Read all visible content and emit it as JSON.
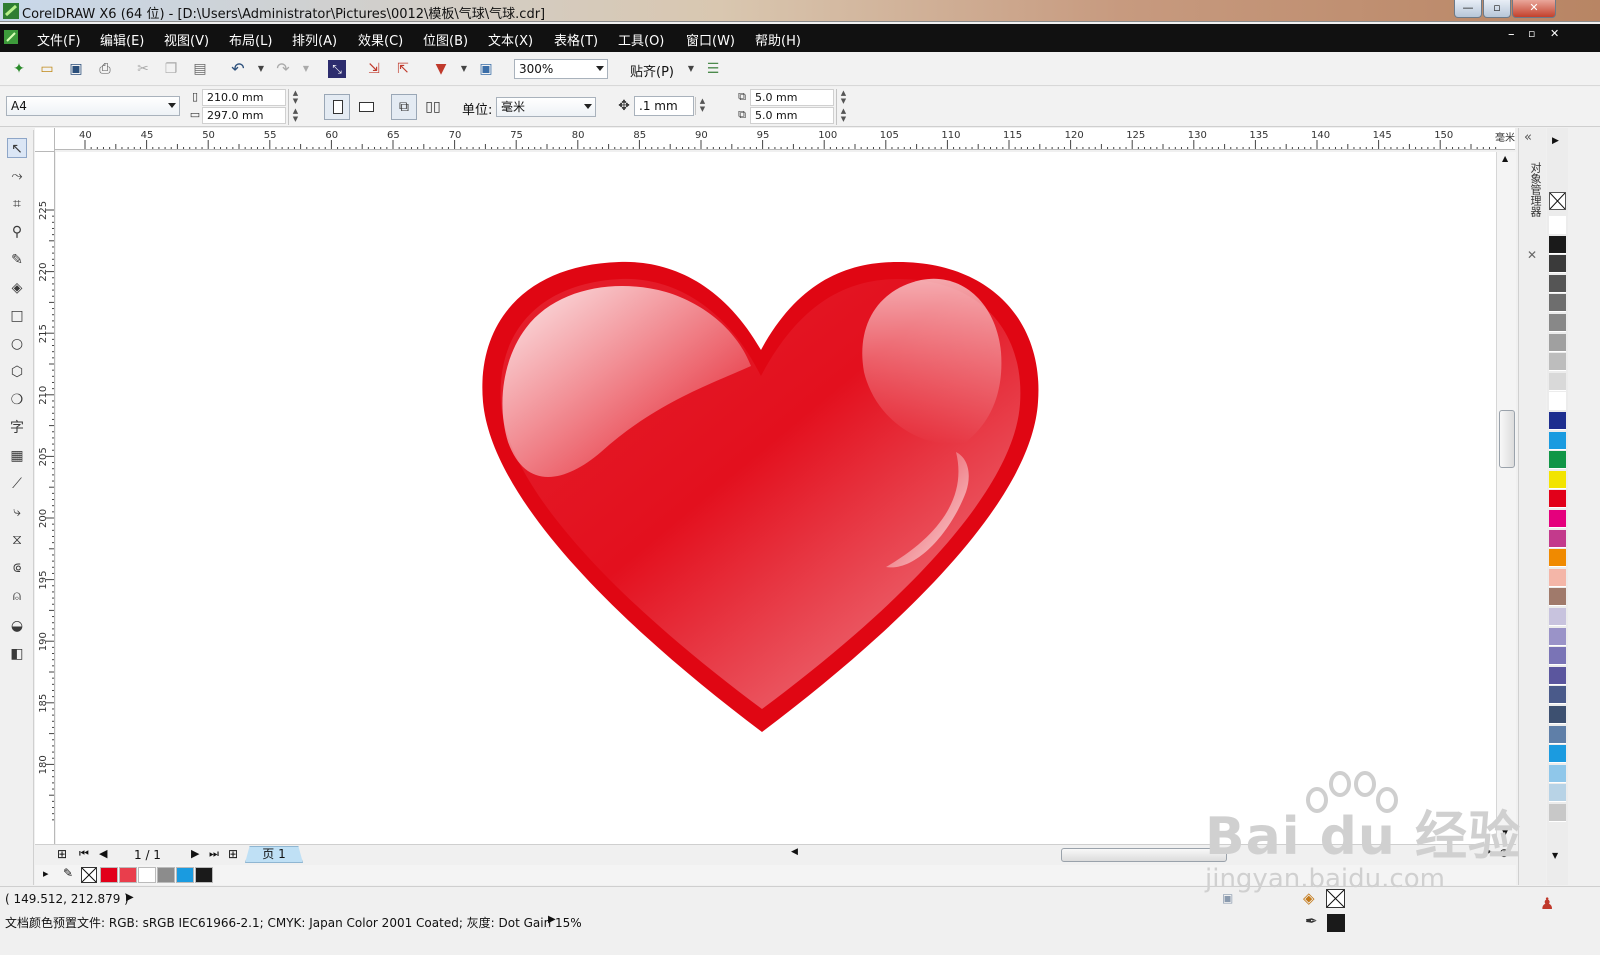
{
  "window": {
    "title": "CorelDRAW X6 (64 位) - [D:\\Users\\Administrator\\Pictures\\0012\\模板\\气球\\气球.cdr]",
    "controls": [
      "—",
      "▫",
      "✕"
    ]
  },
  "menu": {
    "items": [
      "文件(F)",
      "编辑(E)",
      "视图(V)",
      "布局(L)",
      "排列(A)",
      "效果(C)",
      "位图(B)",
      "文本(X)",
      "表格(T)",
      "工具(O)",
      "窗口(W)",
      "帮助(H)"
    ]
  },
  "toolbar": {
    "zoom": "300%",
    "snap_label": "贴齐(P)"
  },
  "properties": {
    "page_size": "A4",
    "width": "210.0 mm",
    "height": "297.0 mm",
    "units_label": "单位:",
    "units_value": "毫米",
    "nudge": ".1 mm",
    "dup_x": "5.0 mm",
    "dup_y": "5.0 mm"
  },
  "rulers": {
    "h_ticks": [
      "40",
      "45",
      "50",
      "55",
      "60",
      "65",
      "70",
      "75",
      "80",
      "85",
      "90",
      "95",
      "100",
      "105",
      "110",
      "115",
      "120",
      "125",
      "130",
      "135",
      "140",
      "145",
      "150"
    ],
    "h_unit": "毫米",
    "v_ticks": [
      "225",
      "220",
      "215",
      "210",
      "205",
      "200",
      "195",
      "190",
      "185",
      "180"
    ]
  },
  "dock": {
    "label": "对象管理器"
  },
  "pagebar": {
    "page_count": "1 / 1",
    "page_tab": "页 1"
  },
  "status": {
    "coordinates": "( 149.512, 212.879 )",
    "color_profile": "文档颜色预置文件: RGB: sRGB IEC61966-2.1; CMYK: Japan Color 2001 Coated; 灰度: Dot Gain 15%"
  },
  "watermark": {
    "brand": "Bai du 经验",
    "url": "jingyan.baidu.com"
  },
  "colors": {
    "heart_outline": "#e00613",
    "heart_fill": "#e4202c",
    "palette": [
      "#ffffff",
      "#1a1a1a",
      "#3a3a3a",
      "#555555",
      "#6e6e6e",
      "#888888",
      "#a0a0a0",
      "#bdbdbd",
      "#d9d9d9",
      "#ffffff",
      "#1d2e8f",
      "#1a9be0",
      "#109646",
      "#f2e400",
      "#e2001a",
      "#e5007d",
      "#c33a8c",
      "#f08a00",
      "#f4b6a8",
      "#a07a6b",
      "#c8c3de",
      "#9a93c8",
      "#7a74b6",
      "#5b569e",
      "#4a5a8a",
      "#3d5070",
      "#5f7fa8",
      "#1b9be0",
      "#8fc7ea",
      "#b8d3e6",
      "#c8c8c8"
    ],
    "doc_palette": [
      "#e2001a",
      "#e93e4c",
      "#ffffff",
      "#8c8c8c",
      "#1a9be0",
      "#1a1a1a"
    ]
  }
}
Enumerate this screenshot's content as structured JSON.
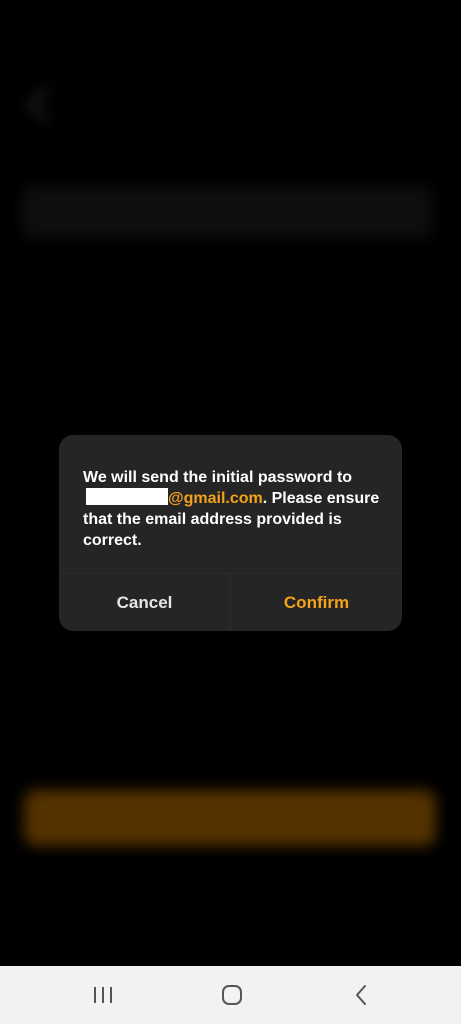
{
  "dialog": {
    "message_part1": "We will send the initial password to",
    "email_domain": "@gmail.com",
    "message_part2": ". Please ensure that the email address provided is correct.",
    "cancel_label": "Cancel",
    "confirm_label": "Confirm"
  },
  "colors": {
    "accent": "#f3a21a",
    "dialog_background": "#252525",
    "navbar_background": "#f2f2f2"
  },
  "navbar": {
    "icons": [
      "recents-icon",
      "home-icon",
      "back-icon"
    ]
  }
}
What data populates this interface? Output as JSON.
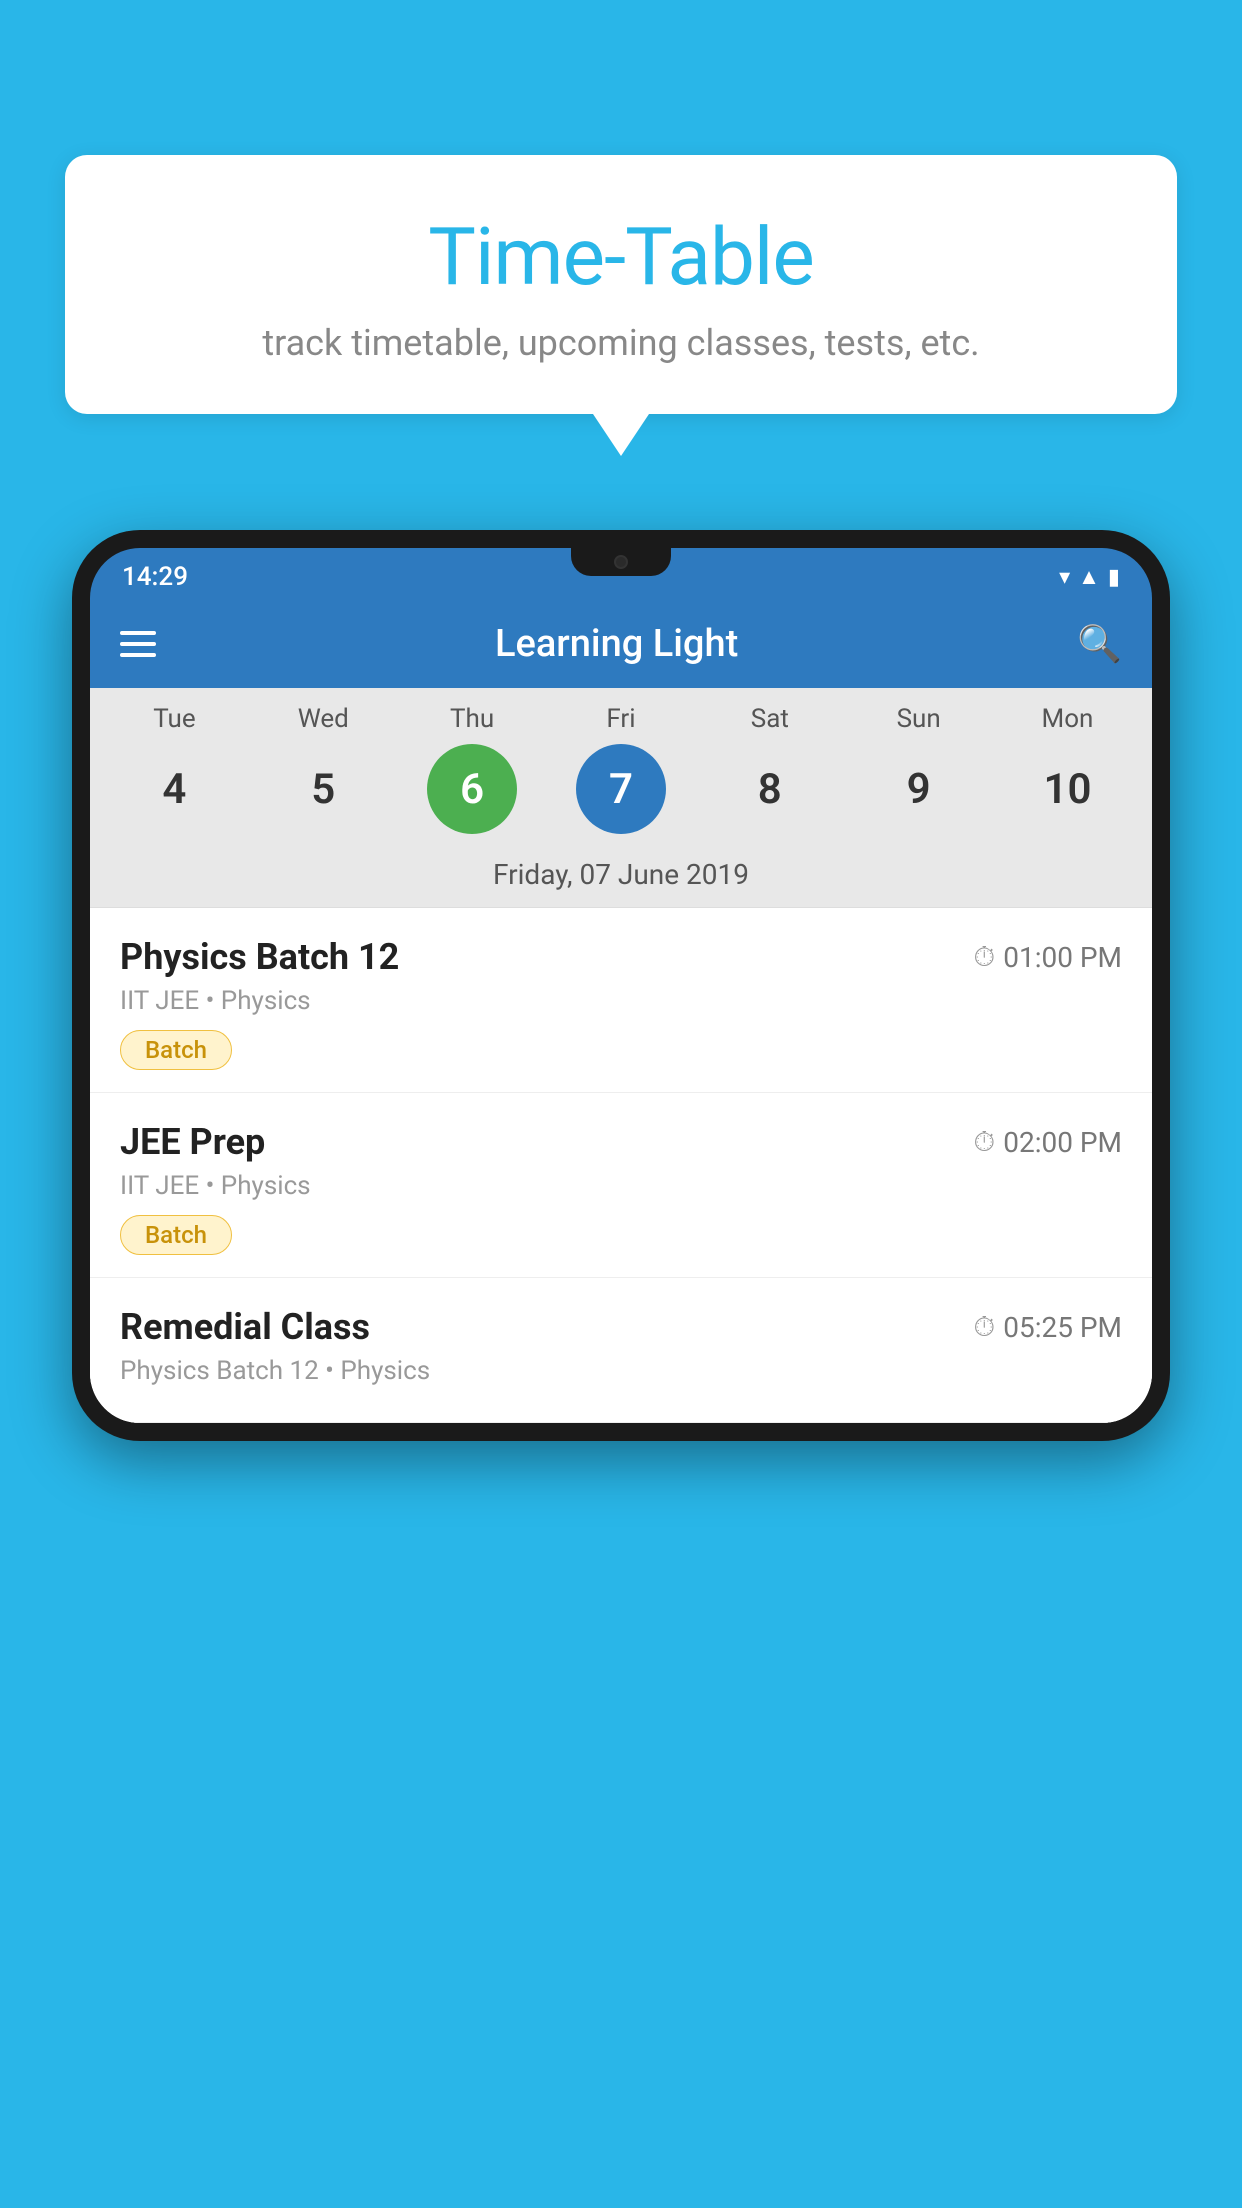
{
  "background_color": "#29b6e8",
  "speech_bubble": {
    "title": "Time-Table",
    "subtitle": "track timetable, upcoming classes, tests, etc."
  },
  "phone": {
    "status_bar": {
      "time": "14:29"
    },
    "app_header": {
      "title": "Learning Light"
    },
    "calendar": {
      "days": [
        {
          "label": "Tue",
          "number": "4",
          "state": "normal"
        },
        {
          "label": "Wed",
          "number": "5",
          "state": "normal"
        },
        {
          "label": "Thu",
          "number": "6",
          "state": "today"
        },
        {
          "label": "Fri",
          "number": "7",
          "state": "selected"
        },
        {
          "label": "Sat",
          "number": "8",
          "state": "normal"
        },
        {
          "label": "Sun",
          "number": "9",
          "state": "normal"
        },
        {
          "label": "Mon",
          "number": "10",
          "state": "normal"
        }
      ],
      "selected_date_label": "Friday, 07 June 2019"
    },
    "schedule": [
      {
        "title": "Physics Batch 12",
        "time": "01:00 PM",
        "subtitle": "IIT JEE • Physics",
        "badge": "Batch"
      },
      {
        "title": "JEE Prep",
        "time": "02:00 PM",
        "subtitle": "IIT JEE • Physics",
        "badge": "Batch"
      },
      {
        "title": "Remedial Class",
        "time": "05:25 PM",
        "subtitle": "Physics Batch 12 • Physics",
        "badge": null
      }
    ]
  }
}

- [Aim]: Without the pictures, return the entries exactly as they appear.

- [Expected answer]:
Read all visible content and emit it as JSON.
{
  "window": {
    "title": "CorelDRAW X6 (64 位) - [D:\\Users\\Administrator\\Pictures\\0012\\模板\\气球\\气球.cdr]",
    "controls": [
      "—",
      "▫",
      "✕"
    ]
  },
  "menu": {
    "items": [
      "文件(F)",
      "编辑(E)",
      "视图(V)",
      "布局(L)",
      "排列(A)",
      "效果(C)",
      "位图(B)",
      "文本(X)",
      "表格(T)",
      "工具(O)",
      "窗口(W)",
      "帮助(H)"
    ]
  },
  "toolbar": {
    "zoom": "300%",
    "snap_label": "贴齐(P)"
  },
  "properties": {
    "page_size": "A4",
    "width": "210.0 mm",
    "height": "297.0 mm",
    "units_label": "单位:",
    "units_value": "毫米",
    "nudge": ".1 mm",
    "dup_x": "5.0 mm",
    "dup_y": "5.0 mm"
  },
  "rulers": {
    "h_ticks": [
      "40",
      "45",
      "50",
      "55",
      "60",
      "65",
      "70",
      "75",
      "80",
      "85",
      "90",
      "95",
      "100",
      "105",
      "110",
      "115",
      "120",
      "125",
      "130",
      "135",
      "140",
      "145",
      "150"
    ],
    "h_unit": "毫米",
    "v_ticks": [
      "225",
      "220",
      "215",
      "210",
      "205",
      "200",
      "195",
      "190",
      "185",
      "180"
    ]
  },
  "dock": {
    "label": "对象管理器"
  },
  "pagebar": {
    "page_count": "1 / 1",
    "page_tab": "页 1"
  },
  "status": {
    "coordinates": "( 149.512, 212.879 )",
    "color_profile": "文档颜色预置文件: RGB: sRGB IEC61966-2.1; CMYK: Japan Color 2001 Coated; 灰度: Dot Gain 15%"
  },
  "watermark": {
    "brand": "Bai du 经验",
    "url": "jingyan.baidu.com"
  },
  "colors": {
    "heart_outline": "#e00613",
    "heart_fill": "#e4202c",
    "palette": [
      "#ffffff",
      "#1a1a1a",
      "#3a3a3a",
      "#555555",
      "#6e6e6e",
      "#888888",
      "#a0a0a0",
      "#bdbdbd",
      "#d9d9d9",
      "#ffffff",
      "#1d2e8f",
      "#1a9be0",
      "#109646",
      "#f2e400",
      "#e2001a",
      "#e5007d",
      "#c33a8c",
      "#f08a00",
      "#f4b6a8",
      "#a07a6b",
      "#c8c3de",
      "#9a93c8",
      "#7a74b6",
      "#5b569e",
      "#4a5a8a",
      "#3d5070",
      "#5f7fa8",
      "#1b9be0",
      "#8fc7ea",
      "#b8d3e6",
      "#c8c8c8"
    ],
    "doc_palette": [
      "#e2001a",
      "#e93e4c",
      "#ffffff",
      "#8c8c8c",
      "#1a9be0",
      "#1a1a1a"
    ]
  }
}
Enumerate this screenshot's content as structured JSON.
{
  "dialog": {
    "message_part1": "We will send the initial password to",
    "email_domain": "@gmail.com",
    "message_part2": ". Please ensure that the email address provided is correct.",
    "cancel_label": "Cancel",
    "confirm_label": "Confirm"
  },
  "colors": {
    "accent": "#f3a21a",
    "dialog_background": "#252525",
    "navbar_background": "#f2f2f2"
  },
  "navbar": {
    "icons": [
      "recents-icon",
      "home-icon",
      "back-icon"
    ]
  }
}
What data populates this interface? Output as JSON.
{
  "background_color": "#29b6e8",
  "speech_bubble": {
    "title": "Time-Table",
    "subtitle": "track timetable, upcoming classes, tests, etc."
  },
  "phone": {
    "status_bar": {
      "time": "14:29"
    },
    "app_header": {
      "title": "Learning Light"
    },
    "calendar": {
      "days": [
        {
          "label": "Tue",
          "number": "4",
          "state": "normal"
        },
        {
          "label": "Wed",
          "number": "5",
          "state": "normal"
        },
        {
          "label": "Thu",
          "number": "6",
          "state": "today"
        },
        {
          "label": "Fri",
          "number": "7",
          "state": "selected"
        },
        {
          "label": "Sat",
          "number": "8",
          "state": "normal"
        },
        {
          "label": "Sun",
          "number": "9",
          "state": "normal"
        },
        {
          "label": "Mon",
          "number": "10",
          "state": "normal"
        }
      ],
      "selected_date_label": "Friday, 07 June 2019"
    },
    "schedule": [
      {
        "title": "Physics Batch 12",
        "time": "01:00 PM",
        "subtitle": "IIT JEE • Physics",
        "badge": "Batch"
      },
      {
        "title": "JEE Prep",
        "time": "02:00 PM",
        "subtitle": "IIT JEE • Physics",
        "badge": "Batch"
      },
      {
        "title": "Remedial Class",
        "time": "05:25 PM",
        "subtitle": "Physics Batch 12 • Physics",
        "badge": null
      }
    ]
  }
}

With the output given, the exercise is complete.